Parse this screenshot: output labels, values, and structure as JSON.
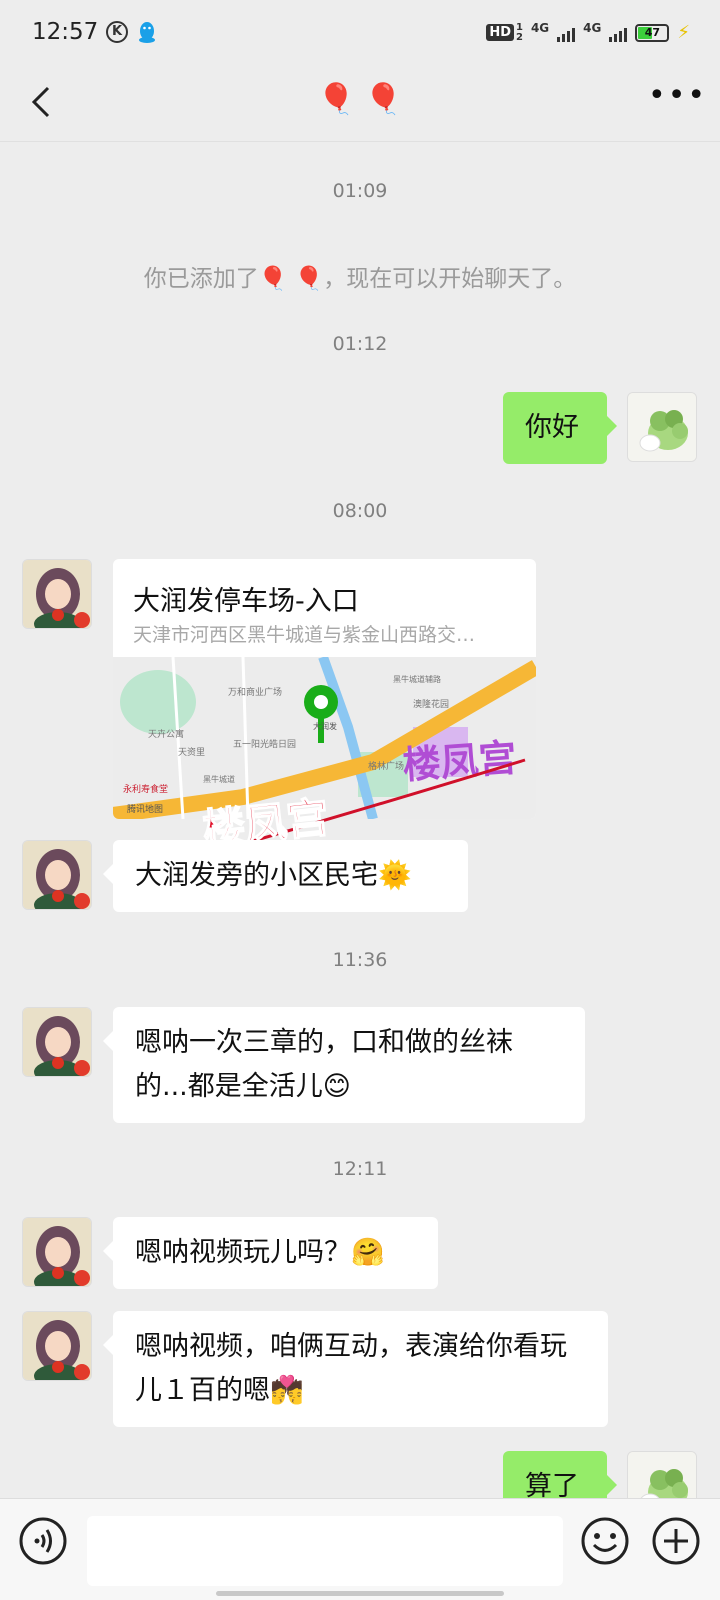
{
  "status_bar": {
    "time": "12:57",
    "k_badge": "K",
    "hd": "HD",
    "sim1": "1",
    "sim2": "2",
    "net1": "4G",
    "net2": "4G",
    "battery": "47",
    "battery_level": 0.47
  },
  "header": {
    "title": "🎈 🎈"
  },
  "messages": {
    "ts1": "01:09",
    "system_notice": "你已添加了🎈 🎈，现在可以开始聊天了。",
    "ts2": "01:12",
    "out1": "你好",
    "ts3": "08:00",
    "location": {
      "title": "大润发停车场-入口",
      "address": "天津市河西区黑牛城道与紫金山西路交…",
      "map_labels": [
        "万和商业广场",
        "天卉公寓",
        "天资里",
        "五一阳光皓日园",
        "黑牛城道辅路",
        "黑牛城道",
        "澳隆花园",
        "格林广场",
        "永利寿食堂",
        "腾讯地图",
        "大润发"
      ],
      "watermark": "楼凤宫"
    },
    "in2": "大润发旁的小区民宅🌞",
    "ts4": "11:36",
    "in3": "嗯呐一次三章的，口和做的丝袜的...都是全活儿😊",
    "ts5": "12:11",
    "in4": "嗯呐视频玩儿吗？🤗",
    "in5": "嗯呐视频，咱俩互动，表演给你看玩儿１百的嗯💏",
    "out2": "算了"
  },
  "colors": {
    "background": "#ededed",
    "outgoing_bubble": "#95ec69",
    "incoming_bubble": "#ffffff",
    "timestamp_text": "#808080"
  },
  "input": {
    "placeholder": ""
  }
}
:::::
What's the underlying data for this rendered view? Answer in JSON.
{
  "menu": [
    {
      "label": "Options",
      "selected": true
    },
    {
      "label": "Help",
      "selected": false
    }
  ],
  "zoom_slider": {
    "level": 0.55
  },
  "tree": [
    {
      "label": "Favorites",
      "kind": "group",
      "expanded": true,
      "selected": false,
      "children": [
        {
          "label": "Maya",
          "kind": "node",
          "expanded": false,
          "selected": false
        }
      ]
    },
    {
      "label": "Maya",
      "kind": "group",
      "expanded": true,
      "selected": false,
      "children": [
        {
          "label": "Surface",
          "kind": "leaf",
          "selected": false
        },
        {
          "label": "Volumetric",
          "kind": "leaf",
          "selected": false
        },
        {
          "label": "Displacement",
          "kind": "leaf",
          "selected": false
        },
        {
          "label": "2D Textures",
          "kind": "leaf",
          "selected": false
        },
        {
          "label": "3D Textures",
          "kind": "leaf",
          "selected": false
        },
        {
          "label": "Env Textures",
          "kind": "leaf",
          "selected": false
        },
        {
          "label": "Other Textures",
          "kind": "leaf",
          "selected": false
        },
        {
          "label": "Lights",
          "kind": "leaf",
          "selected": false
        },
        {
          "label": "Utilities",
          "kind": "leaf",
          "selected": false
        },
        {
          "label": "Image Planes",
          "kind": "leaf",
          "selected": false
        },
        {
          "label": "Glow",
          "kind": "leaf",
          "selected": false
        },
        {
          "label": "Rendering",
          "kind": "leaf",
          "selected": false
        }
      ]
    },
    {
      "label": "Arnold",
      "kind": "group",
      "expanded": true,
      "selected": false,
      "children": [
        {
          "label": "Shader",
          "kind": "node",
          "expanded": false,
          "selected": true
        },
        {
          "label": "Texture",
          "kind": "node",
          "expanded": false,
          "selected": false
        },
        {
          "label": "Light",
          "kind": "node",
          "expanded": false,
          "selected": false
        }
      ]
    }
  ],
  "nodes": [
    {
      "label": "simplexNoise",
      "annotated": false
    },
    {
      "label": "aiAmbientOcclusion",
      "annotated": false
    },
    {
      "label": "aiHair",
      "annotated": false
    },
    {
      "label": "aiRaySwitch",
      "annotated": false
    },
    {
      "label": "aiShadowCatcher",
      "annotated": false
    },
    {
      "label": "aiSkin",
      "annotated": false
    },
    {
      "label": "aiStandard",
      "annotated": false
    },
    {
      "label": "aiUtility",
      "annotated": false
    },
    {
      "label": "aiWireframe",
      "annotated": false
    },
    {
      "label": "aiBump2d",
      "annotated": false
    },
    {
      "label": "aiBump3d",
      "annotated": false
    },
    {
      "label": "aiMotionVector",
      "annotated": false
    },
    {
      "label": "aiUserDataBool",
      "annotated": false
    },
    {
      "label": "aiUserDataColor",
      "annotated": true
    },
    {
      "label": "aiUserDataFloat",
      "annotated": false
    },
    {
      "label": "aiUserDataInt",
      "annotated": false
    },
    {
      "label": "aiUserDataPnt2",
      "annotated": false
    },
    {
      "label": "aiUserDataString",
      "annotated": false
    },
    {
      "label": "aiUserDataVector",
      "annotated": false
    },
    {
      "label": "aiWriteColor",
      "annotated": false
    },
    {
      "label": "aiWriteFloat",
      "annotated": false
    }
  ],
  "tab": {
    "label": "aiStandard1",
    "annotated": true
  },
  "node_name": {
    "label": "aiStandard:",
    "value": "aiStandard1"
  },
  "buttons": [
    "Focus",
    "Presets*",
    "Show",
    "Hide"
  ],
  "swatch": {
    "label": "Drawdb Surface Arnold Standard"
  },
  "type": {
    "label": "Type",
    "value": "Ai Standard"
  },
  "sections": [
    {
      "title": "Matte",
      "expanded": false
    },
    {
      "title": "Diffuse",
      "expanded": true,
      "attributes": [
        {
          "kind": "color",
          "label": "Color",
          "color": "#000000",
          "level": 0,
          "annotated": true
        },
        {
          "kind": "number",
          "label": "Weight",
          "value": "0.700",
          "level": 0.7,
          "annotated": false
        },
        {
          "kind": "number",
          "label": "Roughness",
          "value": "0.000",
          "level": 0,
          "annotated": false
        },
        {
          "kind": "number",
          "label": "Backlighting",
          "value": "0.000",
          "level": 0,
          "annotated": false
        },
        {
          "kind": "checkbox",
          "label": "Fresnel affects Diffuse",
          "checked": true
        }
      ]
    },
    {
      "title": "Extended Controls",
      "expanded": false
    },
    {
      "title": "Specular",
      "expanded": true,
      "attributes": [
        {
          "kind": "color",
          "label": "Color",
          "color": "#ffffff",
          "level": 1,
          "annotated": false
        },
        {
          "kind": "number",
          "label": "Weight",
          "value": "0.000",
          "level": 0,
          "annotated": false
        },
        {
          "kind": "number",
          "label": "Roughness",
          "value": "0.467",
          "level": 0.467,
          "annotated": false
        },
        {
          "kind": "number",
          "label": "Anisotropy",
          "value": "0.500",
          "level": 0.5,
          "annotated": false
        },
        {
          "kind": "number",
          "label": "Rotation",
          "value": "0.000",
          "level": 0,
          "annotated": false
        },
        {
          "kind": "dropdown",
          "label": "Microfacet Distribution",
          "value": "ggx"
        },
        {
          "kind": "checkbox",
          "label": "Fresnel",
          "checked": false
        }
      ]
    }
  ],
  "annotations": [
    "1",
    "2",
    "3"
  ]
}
:::::
TASK BRIEF: How many lines in the entries contain the string "Arnold"? Answer with the number only.

TASK SOLUTION: 2